They are backed by individuals and galleries who now scout schools for talent more aggressively than before. Kallat is with Shireen Gandhi from Chemould gallery, who approached him before Sakshi did. Bodhi Art looks after Krishnamachari, and Art Musings deals with Parthan.

In the collusions that make an artist today, personality counts for something. Kallat and Krishnamachari lead more visible lives. Parthan, meanwhile, turns off his phone for privacy and returns to the limelight only when he feels he has been a hermit for too long. This has cast a kind of legend around him.

With Krishnamachari, it works differently. Kallat was always the Bombay boy, but Krishnamachari, an abstractionist, was perceived as an outsider -- only partly due to his birth outside the state. His smooth way with the system and sense of occasion did not endear him. Hoskote says of him, “He knows how to use the system to his advantage, whether it is the gallery system, or private sponsors of art, collectors… he’s pushed his buttons very well. He impacts people because he has constructed himself as a spectacle. His ‘AmUseuM’ exhibit…” Here Hoskote loses himself. “Were you in the country then? Did you see it? It was a fabulous period. He was really incredible. AmUseuM contributed to a whole aperture of envy that worked against him. He had a great sense of style, which hardly anybody else did. In that way, he was way ahead of the game.”

Shortly after Krishnamachari was expelled from the JJ School of Arts – he was seen as a product of the school, but he didn’t represent their interests, Hoskote says – he produced AmUseuM, in which spiral-bound books were covered with poems and framed as if meant for a museum. The show was a critical success.

◆ ◆ ◆ ◆

■ GIVEN REQUEST A
Give the stretch of entries from the first line through the line containing "slideshow-play-button[interactable] [1000, 841, 1032, 863]" as a numbered list, leaving out blank lines.
The entries that follow have no connection to the passage above.

(Data listing)
◆ ◆ ◆ ◆

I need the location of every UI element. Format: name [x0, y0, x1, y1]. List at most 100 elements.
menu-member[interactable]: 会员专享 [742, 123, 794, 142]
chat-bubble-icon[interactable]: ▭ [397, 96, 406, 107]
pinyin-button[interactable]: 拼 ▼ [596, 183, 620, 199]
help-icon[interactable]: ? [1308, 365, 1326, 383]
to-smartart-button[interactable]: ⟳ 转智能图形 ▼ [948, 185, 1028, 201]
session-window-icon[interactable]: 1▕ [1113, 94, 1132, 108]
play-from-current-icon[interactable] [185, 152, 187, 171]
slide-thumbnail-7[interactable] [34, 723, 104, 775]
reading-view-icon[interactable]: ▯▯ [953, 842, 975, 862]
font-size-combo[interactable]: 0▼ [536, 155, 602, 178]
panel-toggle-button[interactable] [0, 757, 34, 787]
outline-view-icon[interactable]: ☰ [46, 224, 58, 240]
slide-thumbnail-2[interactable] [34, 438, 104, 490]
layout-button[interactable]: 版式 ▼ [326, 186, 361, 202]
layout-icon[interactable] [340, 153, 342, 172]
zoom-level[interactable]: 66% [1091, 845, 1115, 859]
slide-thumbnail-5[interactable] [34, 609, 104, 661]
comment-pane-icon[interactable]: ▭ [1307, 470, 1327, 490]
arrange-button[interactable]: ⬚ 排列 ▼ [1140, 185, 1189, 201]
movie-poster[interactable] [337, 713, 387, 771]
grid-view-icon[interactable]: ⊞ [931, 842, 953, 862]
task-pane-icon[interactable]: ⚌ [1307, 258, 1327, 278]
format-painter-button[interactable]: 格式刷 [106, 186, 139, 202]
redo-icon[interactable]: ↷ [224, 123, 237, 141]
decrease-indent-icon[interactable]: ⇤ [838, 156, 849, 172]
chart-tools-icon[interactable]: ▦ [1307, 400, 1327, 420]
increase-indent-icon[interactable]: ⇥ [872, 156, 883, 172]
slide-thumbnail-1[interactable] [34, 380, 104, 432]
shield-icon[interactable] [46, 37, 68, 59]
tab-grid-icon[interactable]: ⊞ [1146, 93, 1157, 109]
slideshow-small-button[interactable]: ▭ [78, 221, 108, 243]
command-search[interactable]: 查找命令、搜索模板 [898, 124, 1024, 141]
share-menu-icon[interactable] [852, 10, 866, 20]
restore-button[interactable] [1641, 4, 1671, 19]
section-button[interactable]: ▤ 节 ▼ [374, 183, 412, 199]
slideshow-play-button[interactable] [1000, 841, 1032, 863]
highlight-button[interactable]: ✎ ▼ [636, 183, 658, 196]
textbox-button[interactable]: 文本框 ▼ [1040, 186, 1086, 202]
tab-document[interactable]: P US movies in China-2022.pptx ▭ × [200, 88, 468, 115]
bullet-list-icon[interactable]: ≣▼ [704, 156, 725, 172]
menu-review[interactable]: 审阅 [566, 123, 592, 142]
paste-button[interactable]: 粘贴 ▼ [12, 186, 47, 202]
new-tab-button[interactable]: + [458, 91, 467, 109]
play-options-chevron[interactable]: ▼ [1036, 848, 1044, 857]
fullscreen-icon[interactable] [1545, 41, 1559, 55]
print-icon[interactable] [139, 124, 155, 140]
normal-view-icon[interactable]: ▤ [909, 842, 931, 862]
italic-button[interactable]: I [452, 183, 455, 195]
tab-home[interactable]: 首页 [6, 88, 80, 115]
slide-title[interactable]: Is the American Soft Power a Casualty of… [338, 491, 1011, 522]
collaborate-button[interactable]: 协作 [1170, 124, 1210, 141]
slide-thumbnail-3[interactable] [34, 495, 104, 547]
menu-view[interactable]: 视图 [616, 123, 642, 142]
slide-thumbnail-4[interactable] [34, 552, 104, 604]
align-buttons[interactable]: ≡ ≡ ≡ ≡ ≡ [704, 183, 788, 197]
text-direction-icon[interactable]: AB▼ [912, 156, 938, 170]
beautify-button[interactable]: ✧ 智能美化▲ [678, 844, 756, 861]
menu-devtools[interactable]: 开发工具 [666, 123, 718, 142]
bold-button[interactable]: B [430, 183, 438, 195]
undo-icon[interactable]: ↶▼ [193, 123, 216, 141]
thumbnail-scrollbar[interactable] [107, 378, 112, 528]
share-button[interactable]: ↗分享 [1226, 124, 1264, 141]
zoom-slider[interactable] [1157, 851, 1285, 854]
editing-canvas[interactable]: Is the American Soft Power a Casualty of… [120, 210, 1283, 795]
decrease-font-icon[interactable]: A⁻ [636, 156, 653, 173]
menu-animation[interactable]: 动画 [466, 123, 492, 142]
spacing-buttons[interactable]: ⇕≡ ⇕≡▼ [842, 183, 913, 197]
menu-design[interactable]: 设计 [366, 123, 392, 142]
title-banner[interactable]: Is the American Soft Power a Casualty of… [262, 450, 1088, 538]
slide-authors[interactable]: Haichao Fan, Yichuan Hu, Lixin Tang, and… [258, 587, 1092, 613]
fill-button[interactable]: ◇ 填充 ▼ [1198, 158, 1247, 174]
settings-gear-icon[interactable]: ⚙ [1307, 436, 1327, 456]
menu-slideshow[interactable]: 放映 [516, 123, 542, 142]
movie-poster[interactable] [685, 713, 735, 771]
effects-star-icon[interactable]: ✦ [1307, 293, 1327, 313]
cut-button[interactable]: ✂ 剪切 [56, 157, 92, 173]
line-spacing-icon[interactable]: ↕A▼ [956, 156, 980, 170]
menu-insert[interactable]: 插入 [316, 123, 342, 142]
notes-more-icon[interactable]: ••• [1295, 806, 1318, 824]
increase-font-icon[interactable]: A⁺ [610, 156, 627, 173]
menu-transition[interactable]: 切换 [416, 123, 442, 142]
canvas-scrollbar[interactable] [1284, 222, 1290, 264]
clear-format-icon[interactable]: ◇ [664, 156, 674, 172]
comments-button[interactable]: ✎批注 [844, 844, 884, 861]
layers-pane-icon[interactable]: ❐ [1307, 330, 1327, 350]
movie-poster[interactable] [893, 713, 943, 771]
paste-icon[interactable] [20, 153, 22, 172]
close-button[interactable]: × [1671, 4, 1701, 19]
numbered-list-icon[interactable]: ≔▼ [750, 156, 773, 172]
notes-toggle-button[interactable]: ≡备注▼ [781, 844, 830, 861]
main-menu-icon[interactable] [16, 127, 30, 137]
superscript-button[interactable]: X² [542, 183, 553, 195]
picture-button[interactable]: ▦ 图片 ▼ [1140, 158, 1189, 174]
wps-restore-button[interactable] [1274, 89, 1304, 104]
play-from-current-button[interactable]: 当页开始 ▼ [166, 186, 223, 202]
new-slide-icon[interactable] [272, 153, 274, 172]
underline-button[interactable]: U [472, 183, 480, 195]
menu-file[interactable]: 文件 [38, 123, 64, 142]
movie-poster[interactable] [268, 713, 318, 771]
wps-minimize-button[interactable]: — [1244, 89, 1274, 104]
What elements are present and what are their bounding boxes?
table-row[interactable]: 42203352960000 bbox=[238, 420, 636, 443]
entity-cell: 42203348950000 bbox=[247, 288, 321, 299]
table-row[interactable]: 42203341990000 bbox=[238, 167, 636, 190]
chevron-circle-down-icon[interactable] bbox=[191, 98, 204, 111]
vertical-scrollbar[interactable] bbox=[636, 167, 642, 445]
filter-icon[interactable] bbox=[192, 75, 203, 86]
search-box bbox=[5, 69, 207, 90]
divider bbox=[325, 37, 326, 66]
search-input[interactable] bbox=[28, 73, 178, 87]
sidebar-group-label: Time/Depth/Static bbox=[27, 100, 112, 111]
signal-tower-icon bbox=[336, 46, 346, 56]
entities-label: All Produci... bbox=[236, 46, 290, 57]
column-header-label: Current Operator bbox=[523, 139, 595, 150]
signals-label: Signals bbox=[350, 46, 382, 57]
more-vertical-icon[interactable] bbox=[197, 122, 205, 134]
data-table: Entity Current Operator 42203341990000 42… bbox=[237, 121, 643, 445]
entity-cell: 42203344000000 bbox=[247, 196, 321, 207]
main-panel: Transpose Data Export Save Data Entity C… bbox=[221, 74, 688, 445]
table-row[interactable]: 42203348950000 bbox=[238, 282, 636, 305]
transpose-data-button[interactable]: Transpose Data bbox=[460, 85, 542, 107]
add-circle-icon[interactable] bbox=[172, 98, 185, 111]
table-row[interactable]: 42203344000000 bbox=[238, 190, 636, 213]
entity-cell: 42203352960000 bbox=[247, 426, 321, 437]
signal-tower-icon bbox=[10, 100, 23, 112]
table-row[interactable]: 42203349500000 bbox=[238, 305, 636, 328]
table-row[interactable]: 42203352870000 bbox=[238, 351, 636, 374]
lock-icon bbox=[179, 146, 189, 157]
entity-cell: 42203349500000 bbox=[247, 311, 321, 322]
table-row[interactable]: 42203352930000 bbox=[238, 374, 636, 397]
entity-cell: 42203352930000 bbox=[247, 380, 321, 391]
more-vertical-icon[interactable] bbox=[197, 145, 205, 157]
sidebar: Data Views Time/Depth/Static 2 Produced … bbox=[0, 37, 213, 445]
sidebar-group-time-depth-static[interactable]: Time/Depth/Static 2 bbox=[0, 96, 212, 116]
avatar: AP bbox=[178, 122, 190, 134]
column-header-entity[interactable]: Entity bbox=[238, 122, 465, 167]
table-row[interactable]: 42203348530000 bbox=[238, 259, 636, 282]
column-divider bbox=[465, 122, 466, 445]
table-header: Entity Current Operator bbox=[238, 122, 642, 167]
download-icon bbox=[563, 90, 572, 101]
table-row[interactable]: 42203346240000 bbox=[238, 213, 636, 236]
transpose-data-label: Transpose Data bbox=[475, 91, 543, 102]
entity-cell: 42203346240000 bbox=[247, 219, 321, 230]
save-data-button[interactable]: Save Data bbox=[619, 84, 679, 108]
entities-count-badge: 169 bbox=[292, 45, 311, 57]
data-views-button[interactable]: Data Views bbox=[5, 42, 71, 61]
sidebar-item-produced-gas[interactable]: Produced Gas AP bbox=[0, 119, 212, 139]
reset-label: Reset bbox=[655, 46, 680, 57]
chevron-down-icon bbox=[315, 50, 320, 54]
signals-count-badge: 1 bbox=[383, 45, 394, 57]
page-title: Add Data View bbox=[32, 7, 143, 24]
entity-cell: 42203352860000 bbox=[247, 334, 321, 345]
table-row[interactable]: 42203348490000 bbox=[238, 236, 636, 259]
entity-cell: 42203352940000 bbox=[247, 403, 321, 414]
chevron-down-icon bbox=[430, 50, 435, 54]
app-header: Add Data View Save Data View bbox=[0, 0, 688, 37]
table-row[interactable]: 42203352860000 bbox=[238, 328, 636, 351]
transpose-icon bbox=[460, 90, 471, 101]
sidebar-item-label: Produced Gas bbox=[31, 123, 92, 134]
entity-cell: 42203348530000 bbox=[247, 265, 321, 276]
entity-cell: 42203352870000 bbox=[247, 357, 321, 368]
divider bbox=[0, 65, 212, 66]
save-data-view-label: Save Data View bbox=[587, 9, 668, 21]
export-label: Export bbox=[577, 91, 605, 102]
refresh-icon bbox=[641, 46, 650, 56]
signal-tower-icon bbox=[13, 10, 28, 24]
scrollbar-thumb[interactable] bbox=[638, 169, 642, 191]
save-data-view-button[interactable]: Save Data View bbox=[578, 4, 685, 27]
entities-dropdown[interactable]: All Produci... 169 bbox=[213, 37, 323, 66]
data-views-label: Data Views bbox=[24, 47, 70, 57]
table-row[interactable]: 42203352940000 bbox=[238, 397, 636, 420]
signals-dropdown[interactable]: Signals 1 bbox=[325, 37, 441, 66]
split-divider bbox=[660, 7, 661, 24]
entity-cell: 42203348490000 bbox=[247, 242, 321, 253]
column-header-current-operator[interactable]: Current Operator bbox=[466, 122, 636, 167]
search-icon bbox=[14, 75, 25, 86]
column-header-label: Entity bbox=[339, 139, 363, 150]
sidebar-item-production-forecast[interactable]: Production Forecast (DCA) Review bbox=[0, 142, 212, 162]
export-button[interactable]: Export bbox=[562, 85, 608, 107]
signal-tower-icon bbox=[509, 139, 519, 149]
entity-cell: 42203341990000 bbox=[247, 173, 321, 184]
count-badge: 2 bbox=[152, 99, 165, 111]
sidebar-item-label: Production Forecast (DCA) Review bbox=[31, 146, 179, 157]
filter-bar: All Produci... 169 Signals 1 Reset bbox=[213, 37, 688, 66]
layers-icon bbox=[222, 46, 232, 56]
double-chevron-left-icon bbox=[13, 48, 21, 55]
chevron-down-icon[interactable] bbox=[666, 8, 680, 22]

◆ ◆ ◆ ◆

■ GIVEN REQUEST B
Extract the stretch from "Shortly after Krishnamachari" through "a critical success." from the passage on the artists, copying it word for word.

■ EXERCISE RESULT A
1. I need the location of every UI element. Format: name [x0, y0, x1, y1]. List at most 100 elements.
2. menu-member[interactable]: 会员专享 [742, 123, 794, 142]
3. chat-bubble-icon[interactable]: ▭ [397, 96, 406, 107]
4. pinyin-button[interactable]: 拼 ▼ [596, 183, 620, 199]
5. help-icon[interactable]: ? [1308, 365, 1326, 383]
6. to-smartart-button[interactable]: ⟳ 转智能图形 ▼ [948, 185, 1028, 201]
7. session-window-icon[interactable]: 1▕ [1113, 94, 1132, 108]
8. play-from-current-icon[interactable] [185, 152, 187, 171]
9. slide-thumbnail-7[interactable] [34, 723, 104, 775]
10. reading-view-icon[interactable]: ▯▯ [953, 842, 975, 862]
11. font-size-combo[interactable]: 0▼ [536, 155, 602, 178]
12. panel-toggle-button[interactable] [0, 757, 34, 787]
13. outline-view-icon[interactable]: ☰ [46, 224, 58, 240]
14. slide-thumbnail-2[interactable] [34, 438, 104, 490]
15. layout-button[interactable]: 版式 ▼ [326, 186, 361, 202]
16. layout-icon[interactable] [340, 153, 342, 172]
17. zoom-level[interactable]: 66% [1091, 845, 1115, 859]
18. slide-thumbnail-5[interactable] [34, 609, 104, 661]
19. comment-pane-icon[interactable]: ▭ [1307, 470, 1327, 490]
20. arrange-button[interactable]: ⬚ 排列 ▼ [1140, 185, 1189, 201]
21. movie-poster[interactable] [337, 713, 387, 771]
22. grid-view-icon[interactable]: ⊞ [931, 842, 953, 862]
23. task-pane-icon[interactable]: ⚌ [1307, 258, 1327, 278]
24. format-painter-button[interactable]: 格式刷 [106, 186, 139, 202]
25. redo-icon[interactable]: ↷ [224, 123, 237, 141]
26. decrease-indent-icon[interactable]: ⇤ [838, 156, 849, 172]
27. chart-tools-icon[interactable]: ▦ [1307, 400, 1327, 420]
28. increase-indent-icon[interactable]: ⇥ [872, 156, 883, 172]
29. slide-thumbnail-1[interactable] [34, 380, 104, 432]
30. shield-icon[interactable] [46, 37, 68, 59]
31. tab-grid-icon[interactable]: ⊞ [1146, 93, 1157, 109]
32. slideshow-small-button[interactable]: ▭ [78, 221, 108, 243]
33. command-search[interactable]: 查找命令、搜索模板 [898, 124, 1024, 141]
34. share-menu-icon[interactable] [852, 10, 866, 20]
35. restore-button[interactable] [1641, 4, 1671, 19]
36. section-button[interactable]: ▤ 节 ▼ [374, 183, 412, 199]
37. slideshow-play-button[interactable] [1000, 841, 1032, 863]

■ EXERCISE RESULT B
Shortly after Krishnamachari was expelled from the JJ School of Arts – he was seen as a product of the school, but he didn’t represent their interests, Hoskote says – he produced AmUseuM, in which spiral-bound books were covered with poems and framed as if meant for a museum. The show was a critical success.